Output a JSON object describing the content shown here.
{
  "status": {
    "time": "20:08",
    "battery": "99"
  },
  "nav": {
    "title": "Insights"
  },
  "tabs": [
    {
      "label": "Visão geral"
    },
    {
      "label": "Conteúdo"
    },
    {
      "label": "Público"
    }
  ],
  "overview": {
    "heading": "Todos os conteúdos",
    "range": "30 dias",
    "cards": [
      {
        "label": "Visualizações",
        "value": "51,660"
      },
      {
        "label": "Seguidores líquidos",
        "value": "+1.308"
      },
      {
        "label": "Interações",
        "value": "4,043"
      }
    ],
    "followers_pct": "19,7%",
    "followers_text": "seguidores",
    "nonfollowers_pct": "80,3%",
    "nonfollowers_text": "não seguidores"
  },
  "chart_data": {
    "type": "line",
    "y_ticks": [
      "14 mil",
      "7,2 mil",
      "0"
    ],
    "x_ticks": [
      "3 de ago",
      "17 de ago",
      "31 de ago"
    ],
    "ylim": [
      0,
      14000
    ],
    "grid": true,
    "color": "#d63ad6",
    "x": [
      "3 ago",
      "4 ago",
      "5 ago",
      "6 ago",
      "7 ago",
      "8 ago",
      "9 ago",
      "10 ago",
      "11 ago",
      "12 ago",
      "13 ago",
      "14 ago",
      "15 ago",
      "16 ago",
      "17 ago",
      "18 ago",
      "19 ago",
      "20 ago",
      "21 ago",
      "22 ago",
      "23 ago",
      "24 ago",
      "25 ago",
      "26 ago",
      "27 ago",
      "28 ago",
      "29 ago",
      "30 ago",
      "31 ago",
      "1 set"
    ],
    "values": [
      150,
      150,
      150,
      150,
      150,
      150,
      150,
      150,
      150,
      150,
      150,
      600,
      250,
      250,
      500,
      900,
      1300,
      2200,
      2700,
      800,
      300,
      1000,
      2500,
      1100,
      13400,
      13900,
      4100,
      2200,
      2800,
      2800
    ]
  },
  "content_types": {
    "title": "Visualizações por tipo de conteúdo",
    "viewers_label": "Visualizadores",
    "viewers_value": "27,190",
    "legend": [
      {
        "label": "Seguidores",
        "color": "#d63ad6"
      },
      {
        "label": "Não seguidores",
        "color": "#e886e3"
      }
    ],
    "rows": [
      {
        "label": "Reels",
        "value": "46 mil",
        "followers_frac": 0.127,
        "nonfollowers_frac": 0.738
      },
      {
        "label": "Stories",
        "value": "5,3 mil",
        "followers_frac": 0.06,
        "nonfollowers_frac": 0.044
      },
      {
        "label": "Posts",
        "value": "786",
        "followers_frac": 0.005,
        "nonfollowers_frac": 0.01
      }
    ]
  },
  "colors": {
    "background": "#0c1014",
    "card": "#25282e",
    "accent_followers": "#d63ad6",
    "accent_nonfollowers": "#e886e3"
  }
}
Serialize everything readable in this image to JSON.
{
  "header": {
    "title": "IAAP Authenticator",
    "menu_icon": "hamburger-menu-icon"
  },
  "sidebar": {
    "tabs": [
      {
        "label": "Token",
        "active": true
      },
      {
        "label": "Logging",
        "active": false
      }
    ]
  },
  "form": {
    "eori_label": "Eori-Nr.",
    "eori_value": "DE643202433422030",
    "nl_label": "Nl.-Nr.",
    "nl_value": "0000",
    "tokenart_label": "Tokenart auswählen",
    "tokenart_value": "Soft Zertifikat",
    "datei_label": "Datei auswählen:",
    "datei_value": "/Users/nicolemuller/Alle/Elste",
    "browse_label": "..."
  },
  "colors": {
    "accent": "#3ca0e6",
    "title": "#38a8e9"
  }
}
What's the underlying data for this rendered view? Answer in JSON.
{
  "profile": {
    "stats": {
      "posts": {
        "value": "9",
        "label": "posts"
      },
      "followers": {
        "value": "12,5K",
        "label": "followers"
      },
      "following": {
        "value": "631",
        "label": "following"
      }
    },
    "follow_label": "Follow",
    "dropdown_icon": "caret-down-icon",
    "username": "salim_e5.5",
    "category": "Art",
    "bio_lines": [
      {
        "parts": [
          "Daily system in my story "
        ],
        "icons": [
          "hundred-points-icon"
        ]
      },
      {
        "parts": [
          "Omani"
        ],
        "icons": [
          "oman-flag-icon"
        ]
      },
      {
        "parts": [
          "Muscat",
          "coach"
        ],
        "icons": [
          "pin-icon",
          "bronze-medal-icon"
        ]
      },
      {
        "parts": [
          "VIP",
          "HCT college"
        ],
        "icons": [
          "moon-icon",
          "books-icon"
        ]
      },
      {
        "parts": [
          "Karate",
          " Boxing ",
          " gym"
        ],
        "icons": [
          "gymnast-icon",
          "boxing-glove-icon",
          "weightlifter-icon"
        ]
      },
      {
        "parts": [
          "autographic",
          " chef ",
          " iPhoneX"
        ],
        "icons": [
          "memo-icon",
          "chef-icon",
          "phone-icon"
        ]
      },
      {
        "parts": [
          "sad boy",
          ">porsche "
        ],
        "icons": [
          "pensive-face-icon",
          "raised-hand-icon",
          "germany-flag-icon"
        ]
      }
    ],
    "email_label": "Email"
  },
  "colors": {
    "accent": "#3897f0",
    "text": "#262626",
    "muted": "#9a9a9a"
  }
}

== What this task involves ==
Copy every line of the listing that contains the word "title".

== Answer for the task ==
    "title": "Insights"
    "title": "Visualizações por tipo de conteúdo",
    "title": "IAAP Authenticator",
    "title": "#38a8e9"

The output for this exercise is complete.